▶ Work to do: Extract every line that contains the word "summary".

▶ The input:
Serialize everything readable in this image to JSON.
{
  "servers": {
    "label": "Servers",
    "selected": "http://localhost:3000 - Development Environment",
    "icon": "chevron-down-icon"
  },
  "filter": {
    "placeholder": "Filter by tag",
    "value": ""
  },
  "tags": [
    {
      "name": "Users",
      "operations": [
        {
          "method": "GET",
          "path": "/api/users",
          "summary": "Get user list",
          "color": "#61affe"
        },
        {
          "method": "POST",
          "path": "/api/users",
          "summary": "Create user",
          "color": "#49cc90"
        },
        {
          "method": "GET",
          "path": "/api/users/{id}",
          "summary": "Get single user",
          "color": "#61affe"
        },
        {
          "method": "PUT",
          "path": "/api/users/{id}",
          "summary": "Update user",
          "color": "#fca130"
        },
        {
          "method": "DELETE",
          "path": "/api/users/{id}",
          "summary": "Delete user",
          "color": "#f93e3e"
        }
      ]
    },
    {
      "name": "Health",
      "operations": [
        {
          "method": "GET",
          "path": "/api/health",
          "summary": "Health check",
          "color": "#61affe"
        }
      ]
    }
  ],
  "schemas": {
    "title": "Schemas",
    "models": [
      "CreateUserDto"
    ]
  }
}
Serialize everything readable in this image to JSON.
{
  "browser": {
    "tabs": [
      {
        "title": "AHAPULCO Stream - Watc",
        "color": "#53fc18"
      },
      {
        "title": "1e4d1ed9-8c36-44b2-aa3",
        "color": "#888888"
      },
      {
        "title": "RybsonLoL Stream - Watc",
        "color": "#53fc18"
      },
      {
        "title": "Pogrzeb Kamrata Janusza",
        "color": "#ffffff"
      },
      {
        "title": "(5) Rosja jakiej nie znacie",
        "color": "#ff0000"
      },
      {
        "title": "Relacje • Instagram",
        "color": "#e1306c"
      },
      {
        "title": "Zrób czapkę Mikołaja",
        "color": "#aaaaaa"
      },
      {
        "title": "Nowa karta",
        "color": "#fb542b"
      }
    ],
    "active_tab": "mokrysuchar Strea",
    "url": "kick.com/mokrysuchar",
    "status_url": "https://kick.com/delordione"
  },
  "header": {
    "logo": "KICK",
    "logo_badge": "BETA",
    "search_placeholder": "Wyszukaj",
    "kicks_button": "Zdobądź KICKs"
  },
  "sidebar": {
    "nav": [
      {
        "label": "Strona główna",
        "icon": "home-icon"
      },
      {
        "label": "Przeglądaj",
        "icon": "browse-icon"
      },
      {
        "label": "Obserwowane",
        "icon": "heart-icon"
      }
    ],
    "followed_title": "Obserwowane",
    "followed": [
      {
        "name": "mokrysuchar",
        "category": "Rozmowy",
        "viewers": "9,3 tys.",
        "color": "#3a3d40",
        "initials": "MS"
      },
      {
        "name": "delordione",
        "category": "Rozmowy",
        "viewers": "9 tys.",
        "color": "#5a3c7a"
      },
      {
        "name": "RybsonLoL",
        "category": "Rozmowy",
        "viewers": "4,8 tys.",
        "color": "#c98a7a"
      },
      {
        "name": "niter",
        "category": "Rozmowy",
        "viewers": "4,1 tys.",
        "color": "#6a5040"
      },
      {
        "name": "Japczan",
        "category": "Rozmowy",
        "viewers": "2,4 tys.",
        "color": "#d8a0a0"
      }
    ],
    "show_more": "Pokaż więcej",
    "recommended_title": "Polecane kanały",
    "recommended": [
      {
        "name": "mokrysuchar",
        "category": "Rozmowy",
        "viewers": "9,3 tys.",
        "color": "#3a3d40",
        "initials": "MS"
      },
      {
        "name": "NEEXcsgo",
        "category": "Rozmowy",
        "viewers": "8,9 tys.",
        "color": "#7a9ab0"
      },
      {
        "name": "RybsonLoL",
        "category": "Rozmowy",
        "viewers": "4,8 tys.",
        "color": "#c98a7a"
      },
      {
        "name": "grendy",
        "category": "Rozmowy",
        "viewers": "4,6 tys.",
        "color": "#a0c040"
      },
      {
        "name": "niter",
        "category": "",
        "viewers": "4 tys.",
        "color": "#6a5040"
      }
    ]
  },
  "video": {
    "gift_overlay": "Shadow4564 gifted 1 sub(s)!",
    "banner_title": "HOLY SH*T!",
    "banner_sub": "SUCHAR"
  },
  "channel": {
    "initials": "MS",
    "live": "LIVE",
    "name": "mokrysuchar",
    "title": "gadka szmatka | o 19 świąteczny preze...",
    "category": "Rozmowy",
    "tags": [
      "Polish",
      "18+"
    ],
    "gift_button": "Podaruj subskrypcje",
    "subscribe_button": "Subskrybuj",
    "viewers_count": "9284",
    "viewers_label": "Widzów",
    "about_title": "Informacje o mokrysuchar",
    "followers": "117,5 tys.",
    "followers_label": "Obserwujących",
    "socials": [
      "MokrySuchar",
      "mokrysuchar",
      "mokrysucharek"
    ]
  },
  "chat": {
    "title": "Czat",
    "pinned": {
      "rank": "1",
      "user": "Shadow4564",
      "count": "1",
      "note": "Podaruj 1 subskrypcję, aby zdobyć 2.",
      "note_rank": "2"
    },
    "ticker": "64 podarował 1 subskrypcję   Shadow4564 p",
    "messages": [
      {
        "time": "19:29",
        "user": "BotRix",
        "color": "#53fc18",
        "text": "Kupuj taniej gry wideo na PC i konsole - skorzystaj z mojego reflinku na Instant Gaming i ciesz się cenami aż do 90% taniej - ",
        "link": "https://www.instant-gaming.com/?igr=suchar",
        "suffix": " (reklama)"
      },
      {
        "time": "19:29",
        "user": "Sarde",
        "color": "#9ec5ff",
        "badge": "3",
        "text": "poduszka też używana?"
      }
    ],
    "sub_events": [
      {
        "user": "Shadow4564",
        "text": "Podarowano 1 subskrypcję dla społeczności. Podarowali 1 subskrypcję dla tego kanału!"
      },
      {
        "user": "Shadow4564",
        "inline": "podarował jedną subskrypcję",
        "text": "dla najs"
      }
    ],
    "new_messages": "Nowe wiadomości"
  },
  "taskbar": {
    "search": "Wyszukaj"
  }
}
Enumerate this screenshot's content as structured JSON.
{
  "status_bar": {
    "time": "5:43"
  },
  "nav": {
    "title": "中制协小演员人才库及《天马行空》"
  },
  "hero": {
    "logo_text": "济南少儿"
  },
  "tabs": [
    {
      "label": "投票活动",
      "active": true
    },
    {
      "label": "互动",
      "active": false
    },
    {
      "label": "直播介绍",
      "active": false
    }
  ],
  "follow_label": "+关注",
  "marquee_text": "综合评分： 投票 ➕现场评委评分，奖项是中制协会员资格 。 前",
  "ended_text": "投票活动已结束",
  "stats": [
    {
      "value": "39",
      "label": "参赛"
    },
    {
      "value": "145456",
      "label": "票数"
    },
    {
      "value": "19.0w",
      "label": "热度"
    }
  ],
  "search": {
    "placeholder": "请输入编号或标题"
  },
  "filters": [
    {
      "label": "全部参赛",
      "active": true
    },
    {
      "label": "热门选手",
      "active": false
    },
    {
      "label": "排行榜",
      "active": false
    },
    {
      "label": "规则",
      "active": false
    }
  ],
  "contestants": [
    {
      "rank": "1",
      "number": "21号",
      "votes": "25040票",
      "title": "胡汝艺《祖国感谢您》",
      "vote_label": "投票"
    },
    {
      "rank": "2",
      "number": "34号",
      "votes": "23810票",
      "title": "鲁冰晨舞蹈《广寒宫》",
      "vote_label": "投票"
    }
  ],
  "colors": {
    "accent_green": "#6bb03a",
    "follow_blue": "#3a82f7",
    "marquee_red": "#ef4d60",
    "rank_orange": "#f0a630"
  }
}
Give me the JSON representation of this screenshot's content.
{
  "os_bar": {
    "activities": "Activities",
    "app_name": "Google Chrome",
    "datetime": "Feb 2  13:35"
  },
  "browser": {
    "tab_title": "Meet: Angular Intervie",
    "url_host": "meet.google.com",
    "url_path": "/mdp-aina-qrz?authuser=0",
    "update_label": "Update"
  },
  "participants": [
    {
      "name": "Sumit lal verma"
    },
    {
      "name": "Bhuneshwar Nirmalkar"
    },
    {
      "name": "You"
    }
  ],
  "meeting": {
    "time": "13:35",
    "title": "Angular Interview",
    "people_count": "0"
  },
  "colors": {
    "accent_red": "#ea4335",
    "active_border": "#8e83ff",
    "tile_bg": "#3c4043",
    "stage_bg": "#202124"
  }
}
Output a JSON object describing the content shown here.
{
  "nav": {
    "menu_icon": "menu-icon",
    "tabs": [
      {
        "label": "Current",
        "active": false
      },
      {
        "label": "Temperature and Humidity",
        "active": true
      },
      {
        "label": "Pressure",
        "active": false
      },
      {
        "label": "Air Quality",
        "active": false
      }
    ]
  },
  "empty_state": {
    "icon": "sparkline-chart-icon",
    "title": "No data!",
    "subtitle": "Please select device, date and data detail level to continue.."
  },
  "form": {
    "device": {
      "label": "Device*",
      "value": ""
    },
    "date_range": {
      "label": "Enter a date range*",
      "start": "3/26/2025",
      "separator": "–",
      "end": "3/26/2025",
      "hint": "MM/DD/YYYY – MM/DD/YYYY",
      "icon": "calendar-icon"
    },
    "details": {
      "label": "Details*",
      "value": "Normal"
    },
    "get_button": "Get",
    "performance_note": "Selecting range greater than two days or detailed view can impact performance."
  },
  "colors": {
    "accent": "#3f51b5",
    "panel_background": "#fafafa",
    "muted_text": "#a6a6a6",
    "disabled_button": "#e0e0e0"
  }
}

▶ Completed exercise:
          "summary": "Get user list",
          "summary": "Create user",
          "summary": "Get single user",
          "summary": "Update user",
          "summary": "Delete user",
          "summary": "Health check",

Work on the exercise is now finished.